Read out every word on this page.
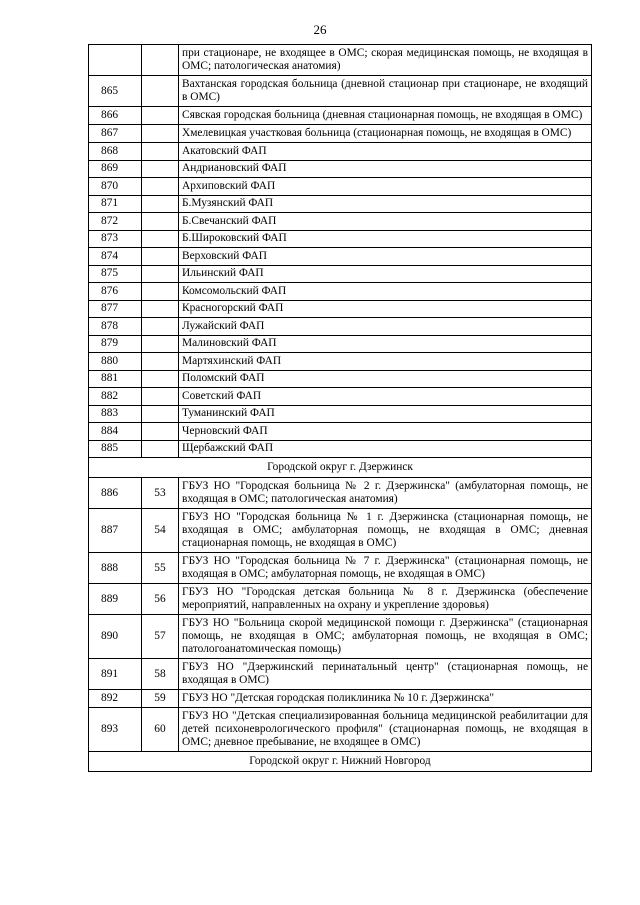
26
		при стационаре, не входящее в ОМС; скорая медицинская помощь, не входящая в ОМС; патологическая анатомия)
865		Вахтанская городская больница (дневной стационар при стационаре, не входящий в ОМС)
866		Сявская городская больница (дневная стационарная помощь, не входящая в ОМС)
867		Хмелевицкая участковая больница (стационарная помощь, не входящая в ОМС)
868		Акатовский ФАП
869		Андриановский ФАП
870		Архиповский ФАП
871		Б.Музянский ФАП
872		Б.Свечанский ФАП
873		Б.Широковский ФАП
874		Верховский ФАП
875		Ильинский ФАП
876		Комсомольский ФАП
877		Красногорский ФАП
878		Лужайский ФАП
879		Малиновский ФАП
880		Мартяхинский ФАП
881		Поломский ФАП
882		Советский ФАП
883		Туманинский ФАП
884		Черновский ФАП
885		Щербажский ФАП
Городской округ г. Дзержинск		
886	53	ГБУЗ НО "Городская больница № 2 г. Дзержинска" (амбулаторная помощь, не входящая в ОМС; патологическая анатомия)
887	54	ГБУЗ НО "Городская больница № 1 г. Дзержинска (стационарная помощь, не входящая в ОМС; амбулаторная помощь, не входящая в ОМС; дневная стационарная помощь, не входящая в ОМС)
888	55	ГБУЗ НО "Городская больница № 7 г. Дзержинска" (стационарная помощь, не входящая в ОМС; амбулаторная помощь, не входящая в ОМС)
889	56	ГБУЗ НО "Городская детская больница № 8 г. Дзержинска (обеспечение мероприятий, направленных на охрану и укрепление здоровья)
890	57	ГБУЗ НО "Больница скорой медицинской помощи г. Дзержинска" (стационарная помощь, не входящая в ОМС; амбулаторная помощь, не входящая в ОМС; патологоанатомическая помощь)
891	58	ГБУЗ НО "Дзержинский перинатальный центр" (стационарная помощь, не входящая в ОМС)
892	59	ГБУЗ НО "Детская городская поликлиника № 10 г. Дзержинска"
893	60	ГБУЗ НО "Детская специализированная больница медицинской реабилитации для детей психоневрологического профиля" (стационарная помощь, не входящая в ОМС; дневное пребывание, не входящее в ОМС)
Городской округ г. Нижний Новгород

....................

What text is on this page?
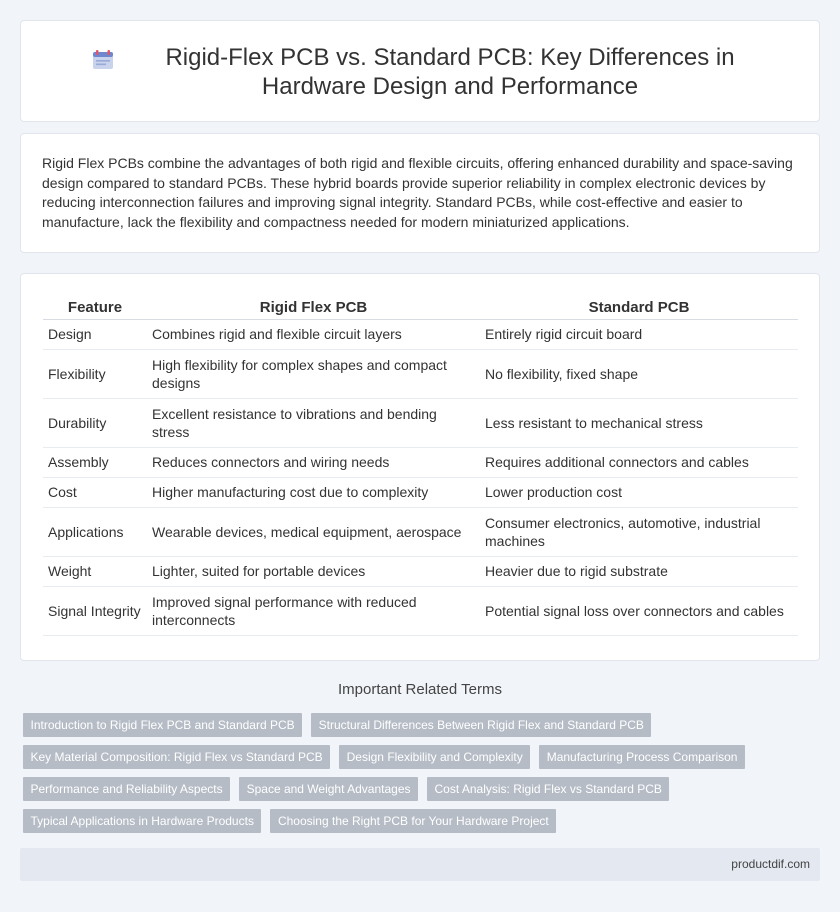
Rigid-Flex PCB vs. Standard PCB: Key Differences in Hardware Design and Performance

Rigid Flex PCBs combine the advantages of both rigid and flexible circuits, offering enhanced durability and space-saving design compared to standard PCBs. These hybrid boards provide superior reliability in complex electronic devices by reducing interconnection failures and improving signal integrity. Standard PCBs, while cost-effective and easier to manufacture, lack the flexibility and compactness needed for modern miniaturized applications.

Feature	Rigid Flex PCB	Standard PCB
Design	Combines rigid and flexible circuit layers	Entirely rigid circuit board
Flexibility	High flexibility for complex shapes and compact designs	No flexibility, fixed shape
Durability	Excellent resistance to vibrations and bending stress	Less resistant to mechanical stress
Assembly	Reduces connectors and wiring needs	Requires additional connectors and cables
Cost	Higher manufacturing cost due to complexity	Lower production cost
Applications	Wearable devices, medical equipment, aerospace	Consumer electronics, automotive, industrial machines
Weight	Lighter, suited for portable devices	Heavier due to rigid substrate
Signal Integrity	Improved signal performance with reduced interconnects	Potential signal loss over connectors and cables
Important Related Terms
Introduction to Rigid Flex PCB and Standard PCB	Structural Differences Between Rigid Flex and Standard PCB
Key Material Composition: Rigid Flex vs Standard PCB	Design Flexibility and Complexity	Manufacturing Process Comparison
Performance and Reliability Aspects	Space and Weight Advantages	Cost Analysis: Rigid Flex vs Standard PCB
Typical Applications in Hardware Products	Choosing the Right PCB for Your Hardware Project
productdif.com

....................

- INSTRUCTION: Report every line containing the word "округ" from the listing above.

- EXERCISE RESPONSE:
Городской округ г. Дзержинск		
Городской округ г. Нижний Новгород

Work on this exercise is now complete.